[The request]
Isolate every line in the data with the string "的纵坐标是" and copy it.

-=-=-

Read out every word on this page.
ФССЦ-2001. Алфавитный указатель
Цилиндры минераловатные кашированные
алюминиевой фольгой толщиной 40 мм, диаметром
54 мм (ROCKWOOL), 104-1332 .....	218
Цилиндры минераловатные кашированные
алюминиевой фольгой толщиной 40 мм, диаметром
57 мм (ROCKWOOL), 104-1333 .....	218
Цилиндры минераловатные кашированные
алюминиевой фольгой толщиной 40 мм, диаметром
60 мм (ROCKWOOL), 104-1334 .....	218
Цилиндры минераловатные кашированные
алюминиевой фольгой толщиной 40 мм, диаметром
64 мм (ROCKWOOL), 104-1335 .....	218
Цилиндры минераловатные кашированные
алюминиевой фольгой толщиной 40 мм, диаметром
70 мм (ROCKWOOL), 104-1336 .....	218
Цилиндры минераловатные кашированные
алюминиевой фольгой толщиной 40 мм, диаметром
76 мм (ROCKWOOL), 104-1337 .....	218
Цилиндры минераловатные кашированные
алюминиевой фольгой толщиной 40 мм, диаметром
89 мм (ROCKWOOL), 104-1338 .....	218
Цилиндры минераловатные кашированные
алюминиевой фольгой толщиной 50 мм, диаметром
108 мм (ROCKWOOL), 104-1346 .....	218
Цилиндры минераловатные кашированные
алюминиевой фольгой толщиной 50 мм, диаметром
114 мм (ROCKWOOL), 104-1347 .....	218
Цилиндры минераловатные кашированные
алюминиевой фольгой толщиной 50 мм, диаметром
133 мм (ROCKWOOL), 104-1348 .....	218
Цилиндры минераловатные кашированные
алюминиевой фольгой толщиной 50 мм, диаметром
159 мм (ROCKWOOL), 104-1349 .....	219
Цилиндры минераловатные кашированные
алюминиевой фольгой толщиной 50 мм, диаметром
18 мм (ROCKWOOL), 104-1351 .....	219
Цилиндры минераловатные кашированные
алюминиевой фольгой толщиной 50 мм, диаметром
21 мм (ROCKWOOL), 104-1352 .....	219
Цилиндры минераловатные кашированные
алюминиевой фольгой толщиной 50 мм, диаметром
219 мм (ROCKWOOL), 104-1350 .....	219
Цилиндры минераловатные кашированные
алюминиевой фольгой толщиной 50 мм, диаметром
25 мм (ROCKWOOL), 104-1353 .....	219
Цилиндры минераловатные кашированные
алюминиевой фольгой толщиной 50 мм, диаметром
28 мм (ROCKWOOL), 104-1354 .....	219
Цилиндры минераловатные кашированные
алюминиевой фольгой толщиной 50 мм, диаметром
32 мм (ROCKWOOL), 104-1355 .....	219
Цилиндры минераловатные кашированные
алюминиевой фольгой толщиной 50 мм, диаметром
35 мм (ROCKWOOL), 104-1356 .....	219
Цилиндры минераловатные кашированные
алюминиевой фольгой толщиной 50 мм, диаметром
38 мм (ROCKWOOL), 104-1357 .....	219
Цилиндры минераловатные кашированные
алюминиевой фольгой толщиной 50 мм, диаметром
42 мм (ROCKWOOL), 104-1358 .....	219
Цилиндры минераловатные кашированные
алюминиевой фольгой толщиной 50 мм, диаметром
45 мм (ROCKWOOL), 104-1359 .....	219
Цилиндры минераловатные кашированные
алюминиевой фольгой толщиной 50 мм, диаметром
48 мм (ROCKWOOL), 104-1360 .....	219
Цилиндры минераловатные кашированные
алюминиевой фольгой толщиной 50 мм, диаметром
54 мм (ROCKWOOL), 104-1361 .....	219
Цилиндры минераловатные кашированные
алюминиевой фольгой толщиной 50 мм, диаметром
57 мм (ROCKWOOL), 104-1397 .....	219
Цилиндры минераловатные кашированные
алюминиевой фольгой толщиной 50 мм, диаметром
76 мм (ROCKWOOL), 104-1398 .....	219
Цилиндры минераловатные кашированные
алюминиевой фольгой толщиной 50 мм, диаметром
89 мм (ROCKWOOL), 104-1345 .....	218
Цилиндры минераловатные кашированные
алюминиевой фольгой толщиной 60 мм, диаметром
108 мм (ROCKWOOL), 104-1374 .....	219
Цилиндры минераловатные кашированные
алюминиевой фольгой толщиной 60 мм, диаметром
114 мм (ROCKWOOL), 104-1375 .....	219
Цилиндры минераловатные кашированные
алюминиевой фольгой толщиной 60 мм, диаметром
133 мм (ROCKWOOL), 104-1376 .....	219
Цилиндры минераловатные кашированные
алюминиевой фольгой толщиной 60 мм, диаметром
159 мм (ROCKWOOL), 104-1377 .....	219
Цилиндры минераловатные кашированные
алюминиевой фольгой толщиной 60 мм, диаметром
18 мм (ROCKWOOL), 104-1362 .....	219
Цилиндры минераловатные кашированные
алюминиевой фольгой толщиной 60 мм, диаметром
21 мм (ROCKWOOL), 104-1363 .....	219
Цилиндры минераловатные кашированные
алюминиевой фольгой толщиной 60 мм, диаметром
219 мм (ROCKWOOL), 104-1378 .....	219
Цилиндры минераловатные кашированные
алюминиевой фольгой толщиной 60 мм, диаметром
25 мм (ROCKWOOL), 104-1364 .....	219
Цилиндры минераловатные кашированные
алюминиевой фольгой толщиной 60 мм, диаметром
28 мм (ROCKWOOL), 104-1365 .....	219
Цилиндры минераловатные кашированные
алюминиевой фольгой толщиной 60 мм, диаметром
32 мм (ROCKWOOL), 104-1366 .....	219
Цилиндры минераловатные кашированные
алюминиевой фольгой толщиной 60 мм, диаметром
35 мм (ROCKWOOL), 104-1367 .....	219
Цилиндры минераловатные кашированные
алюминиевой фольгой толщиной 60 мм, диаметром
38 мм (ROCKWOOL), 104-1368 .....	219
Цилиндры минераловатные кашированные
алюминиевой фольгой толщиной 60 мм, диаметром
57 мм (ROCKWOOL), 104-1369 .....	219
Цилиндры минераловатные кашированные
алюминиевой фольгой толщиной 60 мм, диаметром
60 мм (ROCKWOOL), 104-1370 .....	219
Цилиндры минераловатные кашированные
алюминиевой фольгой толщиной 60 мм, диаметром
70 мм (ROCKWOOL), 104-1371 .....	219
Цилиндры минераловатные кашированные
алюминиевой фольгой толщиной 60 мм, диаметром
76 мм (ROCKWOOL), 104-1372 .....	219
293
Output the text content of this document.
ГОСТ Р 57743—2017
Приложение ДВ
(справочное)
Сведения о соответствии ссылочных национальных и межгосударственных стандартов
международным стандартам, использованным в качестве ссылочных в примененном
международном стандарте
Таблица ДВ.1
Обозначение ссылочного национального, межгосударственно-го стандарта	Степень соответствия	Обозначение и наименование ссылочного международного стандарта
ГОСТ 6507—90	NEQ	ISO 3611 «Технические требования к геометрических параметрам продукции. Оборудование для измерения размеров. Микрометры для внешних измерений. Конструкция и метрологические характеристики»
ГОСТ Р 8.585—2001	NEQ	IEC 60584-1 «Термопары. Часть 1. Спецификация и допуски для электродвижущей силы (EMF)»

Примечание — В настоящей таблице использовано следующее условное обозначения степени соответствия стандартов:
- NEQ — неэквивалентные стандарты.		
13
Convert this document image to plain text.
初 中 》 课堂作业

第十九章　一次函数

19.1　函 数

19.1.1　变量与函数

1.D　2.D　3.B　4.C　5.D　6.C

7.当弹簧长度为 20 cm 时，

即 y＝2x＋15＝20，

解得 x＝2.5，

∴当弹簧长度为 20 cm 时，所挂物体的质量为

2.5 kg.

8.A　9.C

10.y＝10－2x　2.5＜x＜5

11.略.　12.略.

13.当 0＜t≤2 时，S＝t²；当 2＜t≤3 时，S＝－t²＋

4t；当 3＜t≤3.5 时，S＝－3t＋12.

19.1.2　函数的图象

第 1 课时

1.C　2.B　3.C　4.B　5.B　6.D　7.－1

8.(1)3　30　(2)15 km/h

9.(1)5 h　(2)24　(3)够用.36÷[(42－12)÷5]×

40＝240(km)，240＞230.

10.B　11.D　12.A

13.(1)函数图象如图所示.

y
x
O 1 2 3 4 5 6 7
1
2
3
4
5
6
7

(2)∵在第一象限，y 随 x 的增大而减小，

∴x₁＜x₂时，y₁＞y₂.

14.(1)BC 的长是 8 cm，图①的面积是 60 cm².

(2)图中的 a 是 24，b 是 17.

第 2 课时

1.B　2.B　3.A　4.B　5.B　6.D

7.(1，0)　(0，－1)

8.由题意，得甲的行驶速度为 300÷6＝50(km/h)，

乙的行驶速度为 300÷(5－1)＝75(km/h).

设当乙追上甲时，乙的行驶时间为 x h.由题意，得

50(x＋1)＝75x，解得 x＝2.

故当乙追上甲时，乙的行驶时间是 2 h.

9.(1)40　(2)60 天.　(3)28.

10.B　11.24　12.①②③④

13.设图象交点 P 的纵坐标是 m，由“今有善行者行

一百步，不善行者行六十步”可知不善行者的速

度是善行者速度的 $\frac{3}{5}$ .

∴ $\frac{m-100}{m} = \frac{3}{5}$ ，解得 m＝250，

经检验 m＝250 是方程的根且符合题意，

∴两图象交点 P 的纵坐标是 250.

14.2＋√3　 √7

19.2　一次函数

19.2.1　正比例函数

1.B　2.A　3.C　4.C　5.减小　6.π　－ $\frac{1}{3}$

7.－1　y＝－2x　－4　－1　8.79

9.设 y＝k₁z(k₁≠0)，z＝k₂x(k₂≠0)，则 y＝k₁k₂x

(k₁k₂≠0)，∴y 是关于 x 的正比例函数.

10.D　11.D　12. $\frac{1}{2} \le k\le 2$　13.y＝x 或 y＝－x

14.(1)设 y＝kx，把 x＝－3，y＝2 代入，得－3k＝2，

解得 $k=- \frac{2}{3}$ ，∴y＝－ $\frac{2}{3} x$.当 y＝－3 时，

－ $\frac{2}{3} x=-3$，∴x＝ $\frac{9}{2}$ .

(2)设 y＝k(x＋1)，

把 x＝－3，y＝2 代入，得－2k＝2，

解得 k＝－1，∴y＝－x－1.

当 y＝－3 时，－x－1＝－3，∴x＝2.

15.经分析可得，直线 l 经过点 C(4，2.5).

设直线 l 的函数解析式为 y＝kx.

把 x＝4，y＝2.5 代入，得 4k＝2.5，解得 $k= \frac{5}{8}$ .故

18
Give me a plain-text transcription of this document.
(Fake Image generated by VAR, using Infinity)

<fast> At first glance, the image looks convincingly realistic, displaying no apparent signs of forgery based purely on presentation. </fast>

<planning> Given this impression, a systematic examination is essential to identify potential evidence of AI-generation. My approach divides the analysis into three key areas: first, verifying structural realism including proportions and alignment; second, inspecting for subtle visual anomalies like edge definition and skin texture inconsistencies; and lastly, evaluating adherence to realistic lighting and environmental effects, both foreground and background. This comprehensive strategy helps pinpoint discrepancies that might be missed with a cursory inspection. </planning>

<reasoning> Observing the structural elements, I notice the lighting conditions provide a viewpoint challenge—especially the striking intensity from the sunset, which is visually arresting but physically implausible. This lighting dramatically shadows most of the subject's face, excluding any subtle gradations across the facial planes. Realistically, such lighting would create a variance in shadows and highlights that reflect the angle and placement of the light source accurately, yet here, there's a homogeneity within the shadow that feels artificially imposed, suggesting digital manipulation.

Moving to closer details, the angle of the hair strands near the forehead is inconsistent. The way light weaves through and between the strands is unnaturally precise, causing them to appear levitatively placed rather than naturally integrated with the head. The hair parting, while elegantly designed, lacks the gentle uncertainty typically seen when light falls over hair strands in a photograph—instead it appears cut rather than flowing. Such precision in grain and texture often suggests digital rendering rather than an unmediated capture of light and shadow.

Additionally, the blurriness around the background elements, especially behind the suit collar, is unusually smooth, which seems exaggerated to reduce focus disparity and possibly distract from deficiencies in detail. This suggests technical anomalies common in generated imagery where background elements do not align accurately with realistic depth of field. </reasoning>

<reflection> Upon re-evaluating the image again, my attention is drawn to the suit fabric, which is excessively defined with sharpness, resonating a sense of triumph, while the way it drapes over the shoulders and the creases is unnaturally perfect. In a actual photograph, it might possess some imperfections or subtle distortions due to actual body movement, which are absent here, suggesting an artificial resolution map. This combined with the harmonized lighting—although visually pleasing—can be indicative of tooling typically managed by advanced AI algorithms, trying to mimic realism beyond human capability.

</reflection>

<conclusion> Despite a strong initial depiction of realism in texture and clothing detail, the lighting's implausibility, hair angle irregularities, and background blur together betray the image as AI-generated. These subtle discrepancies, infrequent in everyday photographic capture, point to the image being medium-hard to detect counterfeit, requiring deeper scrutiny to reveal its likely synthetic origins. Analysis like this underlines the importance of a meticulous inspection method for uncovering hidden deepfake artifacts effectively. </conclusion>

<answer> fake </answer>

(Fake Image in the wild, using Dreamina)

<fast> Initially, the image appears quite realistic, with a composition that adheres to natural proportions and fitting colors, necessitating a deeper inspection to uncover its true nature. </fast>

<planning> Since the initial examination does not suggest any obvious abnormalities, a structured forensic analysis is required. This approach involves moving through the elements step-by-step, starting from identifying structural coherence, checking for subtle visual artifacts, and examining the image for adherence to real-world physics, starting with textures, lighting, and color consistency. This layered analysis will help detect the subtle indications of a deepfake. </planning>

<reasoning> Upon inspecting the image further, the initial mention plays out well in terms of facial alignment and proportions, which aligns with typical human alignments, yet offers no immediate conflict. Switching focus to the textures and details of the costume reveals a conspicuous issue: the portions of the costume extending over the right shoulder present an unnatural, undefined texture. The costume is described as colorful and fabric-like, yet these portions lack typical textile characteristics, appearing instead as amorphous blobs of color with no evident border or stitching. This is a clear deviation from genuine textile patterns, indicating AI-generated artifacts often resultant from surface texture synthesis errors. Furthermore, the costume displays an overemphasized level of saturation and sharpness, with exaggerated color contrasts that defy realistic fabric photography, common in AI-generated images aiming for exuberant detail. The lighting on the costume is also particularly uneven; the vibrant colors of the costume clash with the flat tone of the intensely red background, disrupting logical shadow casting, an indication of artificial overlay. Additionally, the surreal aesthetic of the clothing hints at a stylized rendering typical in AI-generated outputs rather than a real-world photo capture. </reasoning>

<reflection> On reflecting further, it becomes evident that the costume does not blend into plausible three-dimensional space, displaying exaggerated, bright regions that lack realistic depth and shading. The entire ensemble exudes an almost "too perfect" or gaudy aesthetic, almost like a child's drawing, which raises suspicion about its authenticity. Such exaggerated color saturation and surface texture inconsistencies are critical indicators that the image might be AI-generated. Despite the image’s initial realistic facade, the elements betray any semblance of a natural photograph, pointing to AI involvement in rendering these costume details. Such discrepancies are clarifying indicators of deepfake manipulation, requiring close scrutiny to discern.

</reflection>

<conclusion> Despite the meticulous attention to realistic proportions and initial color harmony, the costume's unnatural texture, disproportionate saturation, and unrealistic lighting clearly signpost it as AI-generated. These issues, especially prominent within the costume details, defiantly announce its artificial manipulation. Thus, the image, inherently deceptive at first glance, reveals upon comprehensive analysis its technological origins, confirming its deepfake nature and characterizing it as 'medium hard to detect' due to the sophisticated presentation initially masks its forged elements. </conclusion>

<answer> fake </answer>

-=-=-

[Problem solution]
13.设图象交点 P 的纵坐标是 m，由“今有善行者行
∴两图象交点 P 的纵坐标是 250.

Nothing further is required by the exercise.